*** Entries provided ***

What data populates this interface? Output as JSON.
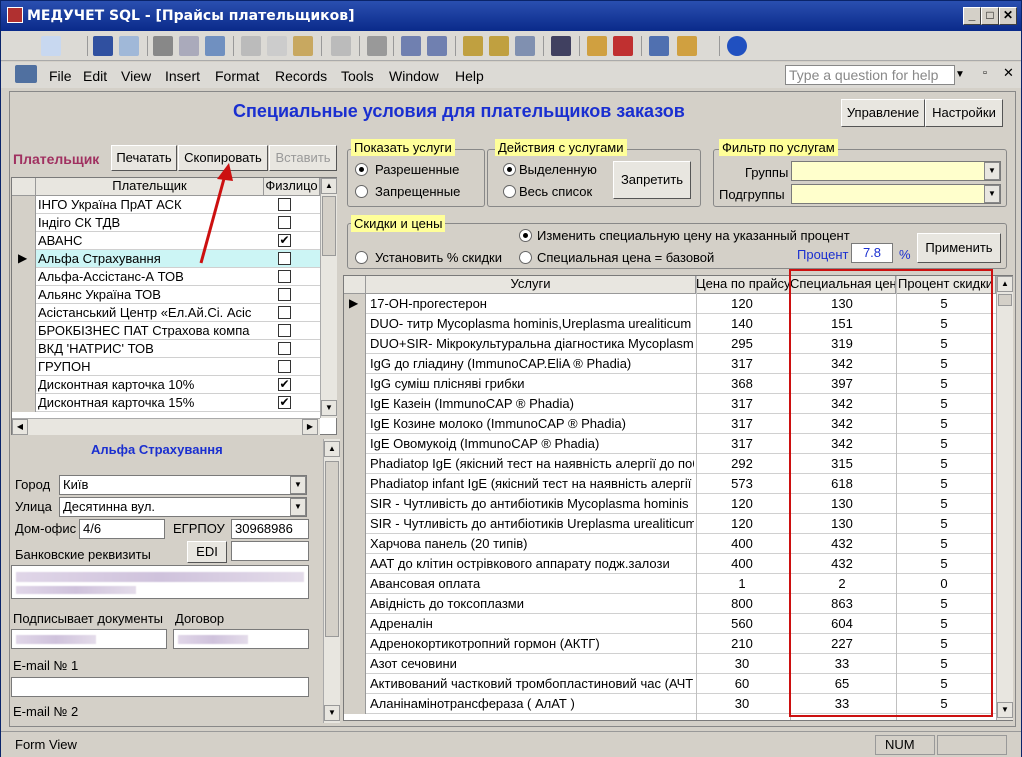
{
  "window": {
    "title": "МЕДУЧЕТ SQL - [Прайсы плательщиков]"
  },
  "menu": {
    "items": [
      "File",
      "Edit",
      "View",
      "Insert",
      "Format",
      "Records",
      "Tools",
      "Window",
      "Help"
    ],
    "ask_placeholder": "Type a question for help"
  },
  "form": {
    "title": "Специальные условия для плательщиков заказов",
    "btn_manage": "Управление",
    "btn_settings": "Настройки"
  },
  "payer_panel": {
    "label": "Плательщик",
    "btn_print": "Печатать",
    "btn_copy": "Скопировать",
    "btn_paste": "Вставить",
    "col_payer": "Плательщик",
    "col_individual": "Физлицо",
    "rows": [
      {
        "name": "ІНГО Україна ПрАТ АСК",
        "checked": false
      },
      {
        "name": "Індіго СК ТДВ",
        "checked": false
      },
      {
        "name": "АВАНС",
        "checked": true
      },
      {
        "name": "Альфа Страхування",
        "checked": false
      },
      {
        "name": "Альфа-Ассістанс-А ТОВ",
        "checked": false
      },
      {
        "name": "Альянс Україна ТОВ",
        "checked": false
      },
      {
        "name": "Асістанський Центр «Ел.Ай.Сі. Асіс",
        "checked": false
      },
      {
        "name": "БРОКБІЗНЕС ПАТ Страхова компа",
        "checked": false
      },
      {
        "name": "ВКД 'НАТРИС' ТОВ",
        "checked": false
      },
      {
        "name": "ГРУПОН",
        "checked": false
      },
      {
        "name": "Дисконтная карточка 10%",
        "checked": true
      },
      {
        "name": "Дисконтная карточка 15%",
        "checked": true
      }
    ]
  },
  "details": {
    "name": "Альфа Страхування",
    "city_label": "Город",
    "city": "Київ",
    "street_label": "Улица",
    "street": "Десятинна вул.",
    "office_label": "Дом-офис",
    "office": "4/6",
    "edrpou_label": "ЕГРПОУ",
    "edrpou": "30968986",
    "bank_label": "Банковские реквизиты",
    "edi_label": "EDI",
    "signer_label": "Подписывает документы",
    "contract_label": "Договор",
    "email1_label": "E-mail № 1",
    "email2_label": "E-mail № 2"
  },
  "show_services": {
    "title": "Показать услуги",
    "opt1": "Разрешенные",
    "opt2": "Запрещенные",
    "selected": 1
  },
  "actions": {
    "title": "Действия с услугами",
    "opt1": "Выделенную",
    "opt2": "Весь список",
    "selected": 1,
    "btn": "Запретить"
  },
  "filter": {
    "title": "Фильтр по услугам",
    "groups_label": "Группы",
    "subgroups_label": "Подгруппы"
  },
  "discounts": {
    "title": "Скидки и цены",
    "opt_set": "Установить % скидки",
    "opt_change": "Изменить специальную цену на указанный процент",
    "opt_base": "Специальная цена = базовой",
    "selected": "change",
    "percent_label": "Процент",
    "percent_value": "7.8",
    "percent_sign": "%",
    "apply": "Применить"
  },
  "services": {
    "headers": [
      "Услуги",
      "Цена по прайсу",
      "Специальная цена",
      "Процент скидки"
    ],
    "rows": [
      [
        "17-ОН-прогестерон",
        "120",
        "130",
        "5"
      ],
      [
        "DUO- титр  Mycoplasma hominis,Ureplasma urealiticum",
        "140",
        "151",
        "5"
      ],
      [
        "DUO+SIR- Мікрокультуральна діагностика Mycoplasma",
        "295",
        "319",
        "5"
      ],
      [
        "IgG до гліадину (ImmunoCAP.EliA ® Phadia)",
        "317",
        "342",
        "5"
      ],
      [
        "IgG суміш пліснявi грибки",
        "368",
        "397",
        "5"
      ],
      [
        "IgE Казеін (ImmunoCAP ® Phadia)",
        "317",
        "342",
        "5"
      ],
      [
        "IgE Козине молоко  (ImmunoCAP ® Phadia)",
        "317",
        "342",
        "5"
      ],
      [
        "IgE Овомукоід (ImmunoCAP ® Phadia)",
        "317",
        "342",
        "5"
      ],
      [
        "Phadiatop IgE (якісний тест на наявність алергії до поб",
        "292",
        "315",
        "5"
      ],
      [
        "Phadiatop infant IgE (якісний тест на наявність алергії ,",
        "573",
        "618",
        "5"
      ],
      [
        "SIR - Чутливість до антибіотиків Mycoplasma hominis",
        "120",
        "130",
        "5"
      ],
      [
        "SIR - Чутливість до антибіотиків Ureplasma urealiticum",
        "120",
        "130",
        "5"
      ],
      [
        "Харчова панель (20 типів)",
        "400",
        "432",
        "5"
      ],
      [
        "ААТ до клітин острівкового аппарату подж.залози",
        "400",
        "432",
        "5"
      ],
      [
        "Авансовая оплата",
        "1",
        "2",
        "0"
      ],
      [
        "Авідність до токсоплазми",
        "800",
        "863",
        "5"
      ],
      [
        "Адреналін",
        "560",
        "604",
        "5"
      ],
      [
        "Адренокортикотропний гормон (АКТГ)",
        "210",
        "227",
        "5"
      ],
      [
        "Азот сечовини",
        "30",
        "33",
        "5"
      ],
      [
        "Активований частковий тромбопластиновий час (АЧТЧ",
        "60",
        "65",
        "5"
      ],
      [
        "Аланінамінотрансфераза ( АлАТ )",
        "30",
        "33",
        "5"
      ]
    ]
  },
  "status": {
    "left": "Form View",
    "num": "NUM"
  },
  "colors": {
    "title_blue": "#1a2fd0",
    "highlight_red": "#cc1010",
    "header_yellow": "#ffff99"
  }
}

***
*** Entries provided ***

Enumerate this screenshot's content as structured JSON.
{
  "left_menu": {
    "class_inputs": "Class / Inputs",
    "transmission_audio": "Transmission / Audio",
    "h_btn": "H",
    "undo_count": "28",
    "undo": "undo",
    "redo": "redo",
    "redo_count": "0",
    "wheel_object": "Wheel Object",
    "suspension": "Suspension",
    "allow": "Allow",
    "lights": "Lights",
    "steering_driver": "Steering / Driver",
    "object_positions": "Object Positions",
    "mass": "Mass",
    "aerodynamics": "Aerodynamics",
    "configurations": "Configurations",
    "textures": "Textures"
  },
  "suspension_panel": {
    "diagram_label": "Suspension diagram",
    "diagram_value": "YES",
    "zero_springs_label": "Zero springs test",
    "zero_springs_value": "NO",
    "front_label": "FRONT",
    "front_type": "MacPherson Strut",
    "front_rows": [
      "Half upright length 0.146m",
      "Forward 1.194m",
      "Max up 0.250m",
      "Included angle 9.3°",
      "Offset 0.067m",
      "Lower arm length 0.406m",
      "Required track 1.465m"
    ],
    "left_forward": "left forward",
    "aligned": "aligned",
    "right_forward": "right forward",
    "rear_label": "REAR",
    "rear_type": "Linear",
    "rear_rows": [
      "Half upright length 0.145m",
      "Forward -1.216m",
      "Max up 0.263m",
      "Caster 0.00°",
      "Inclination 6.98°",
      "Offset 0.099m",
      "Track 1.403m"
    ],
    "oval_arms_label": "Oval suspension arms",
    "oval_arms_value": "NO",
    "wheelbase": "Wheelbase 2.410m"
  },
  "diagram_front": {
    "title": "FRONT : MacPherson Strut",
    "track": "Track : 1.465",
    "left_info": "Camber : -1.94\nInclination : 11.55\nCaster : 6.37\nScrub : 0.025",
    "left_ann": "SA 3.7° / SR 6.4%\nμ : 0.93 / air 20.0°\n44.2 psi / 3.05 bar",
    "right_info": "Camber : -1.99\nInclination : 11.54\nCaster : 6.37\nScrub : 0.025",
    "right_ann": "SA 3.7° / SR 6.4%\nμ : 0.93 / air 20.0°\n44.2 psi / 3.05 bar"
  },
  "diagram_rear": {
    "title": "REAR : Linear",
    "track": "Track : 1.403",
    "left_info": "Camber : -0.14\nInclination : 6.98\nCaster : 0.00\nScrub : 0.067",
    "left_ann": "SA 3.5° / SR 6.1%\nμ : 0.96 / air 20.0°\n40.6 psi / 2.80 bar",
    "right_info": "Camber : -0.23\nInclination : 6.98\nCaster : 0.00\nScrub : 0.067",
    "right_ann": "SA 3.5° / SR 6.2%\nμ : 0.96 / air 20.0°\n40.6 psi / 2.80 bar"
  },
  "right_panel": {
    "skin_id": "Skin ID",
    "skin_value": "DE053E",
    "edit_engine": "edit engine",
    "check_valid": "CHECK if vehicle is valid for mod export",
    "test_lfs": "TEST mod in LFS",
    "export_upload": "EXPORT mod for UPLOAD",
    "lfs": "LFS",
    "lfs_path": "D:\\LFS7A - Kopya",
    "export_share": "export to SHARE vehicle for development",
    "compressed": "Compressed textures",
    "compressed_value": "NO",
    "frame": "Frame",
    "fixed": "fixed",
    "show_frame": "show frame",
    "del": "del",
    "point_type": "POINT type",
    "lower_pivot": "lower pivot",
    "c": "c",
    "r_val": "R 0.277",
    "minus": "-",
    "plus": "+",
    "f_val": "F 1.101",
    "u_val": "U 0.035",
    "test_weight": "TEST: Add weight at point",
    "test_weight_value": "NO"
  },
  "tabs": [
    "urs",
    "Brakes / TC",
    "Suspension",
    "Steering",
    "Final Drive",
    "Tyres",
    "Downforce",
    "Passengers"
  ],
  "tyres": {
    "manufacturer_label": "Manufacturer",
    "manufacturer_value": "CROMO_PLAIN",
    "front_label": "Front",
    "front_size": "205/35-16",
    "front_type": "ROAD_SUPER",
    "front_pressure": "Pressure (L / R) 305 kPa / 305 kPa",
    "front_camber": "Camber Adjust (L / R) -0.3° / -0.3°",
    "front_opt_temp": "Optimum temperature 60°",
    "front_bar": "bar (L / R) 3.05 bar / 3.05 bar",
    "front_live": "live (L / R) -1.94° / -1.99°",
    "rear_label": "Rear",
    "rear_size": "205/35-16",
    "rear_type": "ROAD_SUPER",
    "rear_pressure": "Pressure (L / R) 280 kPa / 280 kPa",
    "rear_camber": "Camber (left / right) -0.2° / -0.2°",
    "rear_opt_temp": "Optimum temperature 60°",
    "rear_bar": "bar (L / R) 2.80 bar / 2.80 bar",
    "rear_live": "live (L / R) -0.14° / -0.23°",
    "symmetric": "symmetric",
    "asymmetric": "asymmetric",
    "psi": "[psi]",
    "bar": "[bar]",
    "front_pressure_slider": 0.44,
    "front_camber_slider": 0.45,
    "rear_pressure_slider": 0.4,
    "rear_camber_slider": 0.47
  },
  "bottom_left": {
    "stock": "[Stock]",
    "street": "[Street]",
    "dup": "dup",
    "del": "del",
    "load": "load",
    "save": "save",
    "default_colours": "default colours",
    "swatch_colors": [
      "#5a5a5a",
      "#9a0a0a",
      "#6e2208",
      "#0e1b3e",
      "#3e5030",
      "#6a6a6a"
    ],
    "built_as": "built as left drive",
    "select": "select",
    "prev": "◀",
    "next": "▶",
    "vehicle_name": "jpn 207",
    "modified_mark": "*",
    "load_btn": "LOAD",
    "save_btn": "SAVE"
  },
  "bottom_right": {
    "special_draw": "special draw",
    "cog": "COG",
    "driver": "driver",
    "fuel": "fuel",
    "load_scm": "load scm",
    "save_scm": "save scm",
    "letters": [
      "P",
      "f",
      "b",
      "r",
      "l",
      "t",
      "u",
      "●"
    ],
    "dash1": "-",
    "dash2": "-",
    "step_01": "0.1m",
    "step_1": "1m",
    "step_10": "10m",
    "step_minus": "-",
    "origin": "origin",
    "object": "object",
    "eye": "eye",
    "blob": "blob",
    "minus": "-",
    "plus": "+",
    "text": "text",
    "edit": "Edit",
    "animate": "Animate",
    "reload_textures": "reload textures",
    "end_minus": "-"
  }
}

***

Copy out each line of the data where the string "Strut" appears.

    "front_type": "MacPherson Strut",
    "title": "FRONT : MacPherson Strut",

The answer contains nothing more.